### RECORDS SUPPLIED:
....................

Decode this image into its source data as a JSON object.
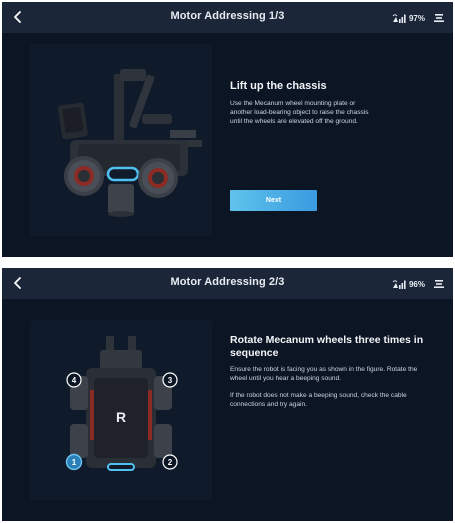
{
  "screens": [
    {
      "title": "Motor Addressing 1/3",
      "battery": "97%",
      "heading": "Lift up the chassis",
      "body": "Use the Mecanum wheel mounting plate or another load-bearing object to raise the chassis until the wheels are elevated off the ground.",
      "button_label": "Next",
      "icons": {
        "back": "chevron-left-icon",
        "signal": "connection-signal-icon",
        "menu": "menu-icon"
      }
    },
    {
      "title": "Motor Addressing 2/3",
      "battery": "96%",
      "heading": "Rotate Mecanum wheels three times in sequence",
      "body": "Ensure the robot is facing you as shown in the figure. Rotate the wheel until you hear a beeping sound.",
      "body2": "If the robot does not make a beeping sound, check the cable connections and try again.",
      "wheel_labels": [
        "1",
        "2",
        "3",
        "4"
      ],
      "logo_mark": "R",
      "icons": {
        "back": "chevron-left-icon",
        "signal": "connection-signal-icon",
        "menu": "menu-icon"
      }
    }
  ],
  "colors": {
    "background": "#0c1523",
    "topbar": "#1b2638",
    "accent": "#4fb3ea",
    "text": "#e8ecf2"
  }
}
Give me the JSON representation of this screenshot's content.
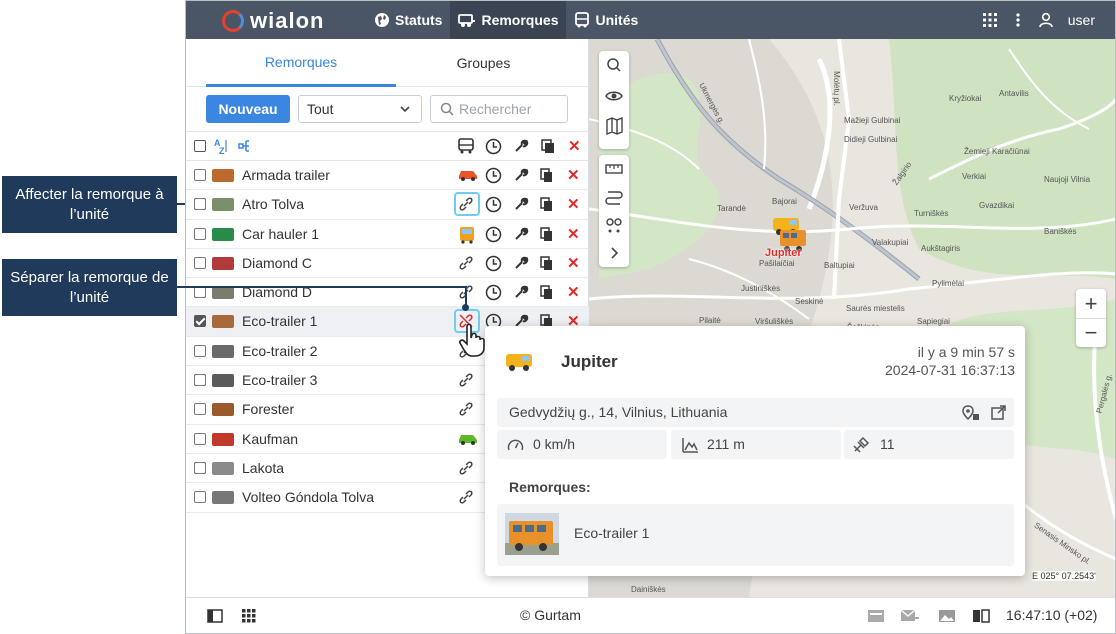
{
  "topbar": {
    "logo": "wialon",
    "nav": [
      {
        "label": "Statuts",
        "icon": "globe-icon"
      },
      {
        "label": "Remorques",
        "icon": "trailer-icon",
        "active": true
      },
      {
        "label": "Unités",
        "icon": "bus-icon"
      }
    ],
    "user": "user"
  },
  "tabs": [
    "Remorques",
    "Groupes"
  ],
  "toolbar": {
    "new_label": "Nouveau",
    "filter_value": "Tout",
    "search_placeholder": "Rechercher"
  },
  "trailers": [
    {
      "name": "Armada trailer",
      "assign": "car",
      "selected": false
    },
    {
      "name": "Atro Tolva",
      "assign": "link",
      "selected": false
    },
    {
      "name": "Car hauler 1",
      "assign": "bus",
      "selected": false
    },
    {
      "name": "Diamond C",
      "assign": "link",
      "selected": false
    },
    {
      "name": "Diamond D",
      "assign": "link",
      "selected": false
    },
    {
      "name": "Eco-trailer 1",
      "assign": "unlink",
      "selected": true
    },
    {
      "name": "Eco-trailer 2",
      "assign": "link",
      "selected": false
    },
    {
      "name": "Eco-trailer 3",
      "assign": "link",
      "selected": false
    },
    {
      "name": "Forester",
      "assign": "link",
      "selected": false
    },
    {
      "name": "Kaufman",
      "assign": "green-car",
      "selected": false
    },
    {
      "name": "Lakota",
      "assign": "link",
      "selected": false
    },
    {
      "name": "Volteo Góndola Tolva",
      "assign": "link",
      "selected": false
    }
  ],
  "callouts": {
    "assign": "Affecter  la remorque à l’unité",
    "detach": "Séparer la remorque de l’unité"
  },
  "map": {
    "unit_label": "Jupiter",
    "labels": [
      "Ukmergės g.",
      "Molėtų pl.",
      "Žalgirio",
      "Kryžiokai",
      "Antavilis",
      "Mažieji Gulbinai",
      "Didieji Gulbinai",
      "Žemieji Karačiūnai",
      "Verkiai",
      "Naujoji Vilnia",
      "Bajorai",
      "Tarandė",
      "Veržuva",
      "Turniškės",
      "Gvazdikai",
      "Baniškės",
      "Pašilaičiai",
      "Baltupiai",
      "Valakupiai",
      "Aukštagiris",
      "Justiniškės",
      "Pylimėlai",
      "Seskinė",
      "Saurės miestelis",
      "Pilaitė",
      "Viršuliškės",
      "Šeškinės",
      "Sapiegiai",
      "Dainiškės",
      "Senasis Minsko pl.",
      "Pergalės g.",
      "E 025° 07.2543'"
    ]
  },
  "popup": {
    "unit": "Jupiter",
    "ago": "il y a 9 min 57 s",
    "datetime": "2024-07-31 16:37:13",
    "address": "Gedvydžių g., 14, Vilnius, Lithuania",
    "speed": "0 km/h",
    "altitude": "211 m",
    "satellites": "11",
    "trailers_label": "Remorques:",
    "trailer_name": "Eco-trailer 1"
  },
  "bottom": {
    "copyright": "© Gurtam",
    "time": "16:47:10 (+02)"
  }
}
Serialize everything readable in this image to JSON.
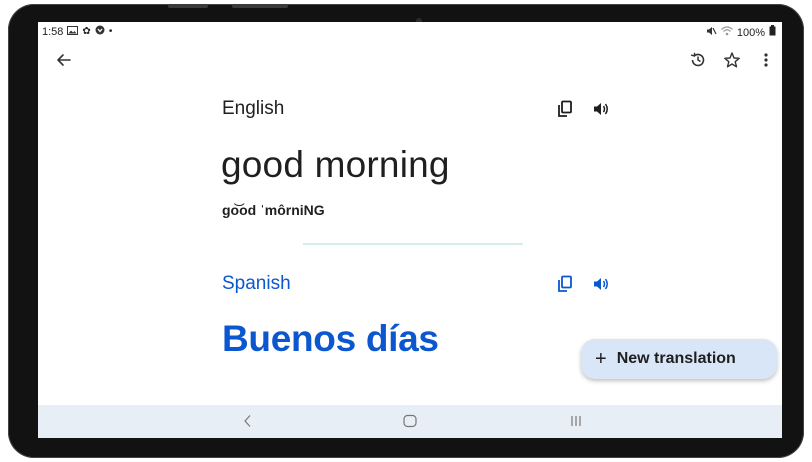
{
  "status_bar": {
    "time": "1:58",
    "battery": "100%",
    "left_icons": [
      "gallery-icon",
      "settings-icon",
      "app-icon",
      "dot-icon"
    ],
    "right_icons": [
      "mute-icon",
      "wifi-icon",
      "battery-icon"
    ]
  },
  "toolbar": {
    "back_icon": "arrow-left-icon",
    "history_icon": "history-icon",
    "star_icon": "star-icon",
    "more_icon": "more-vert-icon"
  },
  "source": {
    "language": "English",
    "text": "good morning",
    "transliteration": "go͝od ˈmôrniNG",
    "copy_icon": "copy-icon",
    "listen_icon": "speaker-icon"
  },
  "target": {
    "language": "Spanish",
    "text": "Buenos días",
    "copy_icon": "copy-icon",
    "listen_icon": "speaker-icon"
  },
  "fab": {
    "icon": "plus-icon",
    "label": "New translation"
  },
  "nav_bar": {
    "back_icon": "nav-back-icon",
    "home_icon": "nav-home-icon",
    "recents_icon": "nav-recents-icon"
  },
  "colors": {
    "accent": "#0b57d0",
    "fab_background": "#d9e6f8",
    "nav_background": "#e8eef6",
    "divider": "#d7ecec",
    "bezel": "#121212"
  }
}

....................

### YOUR GOAL:
Pictures are excluded; output everything else in the data verbatim.

### OUTPUT BELOW:
Decode this image into its source data as a JSON object.
{
  "screens": [
    {
      "title": "Motor Addressing 1/3",
      "battery": "97%",
      "heading": "Lift up the chassis",
      "body": "Use the Mecanum wheel mounting plate or another load-bearing object to raise the chassis until the wheels are elevated off the ground.",
      "button_label": "Next",
      "icons": {
        "back": "chevron-left-icon",
        "signal": "connection-signal-icon",
        "menu": "menu-icon"
      }
    },
    {
      "title": "Motor Addressing 2/3",
      "battery": "96%",
      "heading": "Rotate Mecanum wheels three times in sequence",
      "body": "Ensure the robot is facing you as shown in the figure. Rotate the wheel until you hear a beeping sound.",
      "body2": "If the robot does not make a beeping sound, check the cable connections and try again.",
      "wheel_labels": [
        "1",
        "2",
        "3",
        "4"
      ],
      "logo_mark": "R",
      "icons": {
        "back": "chevron-left-icon",
        "signal": "connection-signal-icon",
        "menu": "menu-icon"
      }
    }
  ],
  "colors": {
    "background": "#0c1523",
    "topbar": "#1b2638",
    "accent": "#4fb3ea",
    "text": "#e8ecf2"
  }
}
Give me the JSON representation of this screenshot's content.
{
  "topbar": {
    "logo": "wialon",
    "nav": [
      {
        "label": "Statuts",
        "icon": "globe-icon"
      },
      {
        "label": "Remorques",
        "icon": "trailer-icon",
        "active": true
      },
      {
        "label": "Unités",
        "icon": "bus-icon"
      }
    ],
    "user": "user"
  },
  "tabs": [
    "Remorques",
    "Groupes"
  ],
  "toolbar": {
    "new_label": "Nouveau",
    "filter_value": "Tout",
    "search_placeholder": "Rechercher"
  },
  "trailers": [
    {
      "name": "Armada trailer",
      "assign": "car",
      "selected": false
    },
    {
      "name": "Atro Tolva",
      "assign": "link",
      "selected": false
    },
    {
      "name": "Car hauler 1",
      "assign": "bus",
      "selected": false
    },
    {
      "name": "Diamond C",
      "assign": "link",
      "selected": false
    },
    {
      "name": "Diamond D",
      "assign": "link",
      "selected": false
    },
    {
      "name": "Eco-trailer 1",
      "assign": "unlink",
      "selected": true
    },
    {
      "name": "Eco-trailer 2",
      "assign": "link",
      "selected": false
    },
    {
      "name": "Eco-trailer 3",
      "assign": "link",
      "selected": false
    },
    {
      "name": "Forester",
      "assign": "link",
      "selected": false
    },
    {
      "name": "Kaufman",
      "assign": "green-car",
      "selected": false
    },
    {
      "name": "Lakota",
      "assign": "link",
      "selected": false
    },
    {
      "name": "Volteo Góndola Tolva",
      "assign": "link",
      "selected": false
    }
  ],
  "callouts": {
    "assign": "Affecter  la remorque à l’unité",
    "detach": "Séparer la remorque de l’unité"
  },
  "map": {
    "unit_label": "Jupiter",
    "labels": [
      "Ukmergės g.",
      "Molėtų pl.",
      "Žalgirio",
      "Kryžiokai",
      "Antavilis",
      "Mažieji Gulbinai",
      "Didieji Gulbinai",
      "Žemieji Karačiūnai",
      "Verkiai",
      "Naujoji Vilnia",
      "Bajorai",
      "Tarandė",
      "Veržuva",
      "Turniškės",
      "Gvazdikai",
      "Baniškės",
      "Pašilaičiai",
      "Baltupiai",
      "Valakupiai",
      "Aukštagiris",
      "Justiniškės",
      "Pylimėlai",
      "Seskinė",
      "Saurės miestelis",
      "Pilaitė",
      "Viršuliškės",
      "Šeškinės",
      "Sapiegiai",
      "Dainiškės",
      "Senasis Minsko pl.",
      "Pergalės g.",
      "E 025° 07.2543'"
    ]
  },
  "popup": {
    "unit": "Jupiter",
    "ago": "il y a 9 min 57 s",
    "datetime": "2024-07-31 16:37:13",
    "address": "Gedvydžių g., 14, Vilnius, Lithuania",
    "speed": "0 km/h",
    "altitude": "211 m",
    "satellites": "11",
    "trailers_label": "Remorques:",
    "trailer_name": "Eco-trailer 1"
  },
  "bottom": {
    "copyright": "© Gurtam",
    "time": "16:47:10 (+02)"
  }
}
Serialize everything readable in this image to JSON.
{
  "status_bar": {
    "time": "1:58",
    "battery": "100%",
    "left_icons": [
      "gallery-icon",
      "settings-icon",
      "app-icon",
      "dot-icon"
    ],
    "right_icons": [
      "mute-icon",
      "wifi-icon",
      "battery-icon"
    ]
  },
  "toolbar": {
    "back_icon": "arrow-left-icon",
    "history_icon": "history-icon",
    "star_icon": "star-icon",
    "more_icon": "more-vert-icon"
  },
  "source": {
    "language": "English",
    "text": "good morning",
    "transliteration": "go͝od ˈmôrniNG",
    "copy_icon": "copy-icon",
    "listen_icon": "speaker-icon"
  },
  "target": {
    "language": "Spanish",
    "text": "Buenos días",
    "copy_icon": "copy-icon",
    "listen_icon": "speaker-icon"
  },
  "fab": {
    "icon": "plus-icon",
    "label": "New translation"
  },
  "nav_bar": {
    "back_icon": "nav-back-icon",
    "home_icon": "nav-home-icon",
    "recents_icon": "nav-recents-icon"
  },
  "colors": {
    "accent": "#0b57d0",
    "fab_background": "#d9e6f8",
    "nav_background": "#e8eef6",
    "divider": "#d7ecec",
    "bezel": "#121212"
  }
}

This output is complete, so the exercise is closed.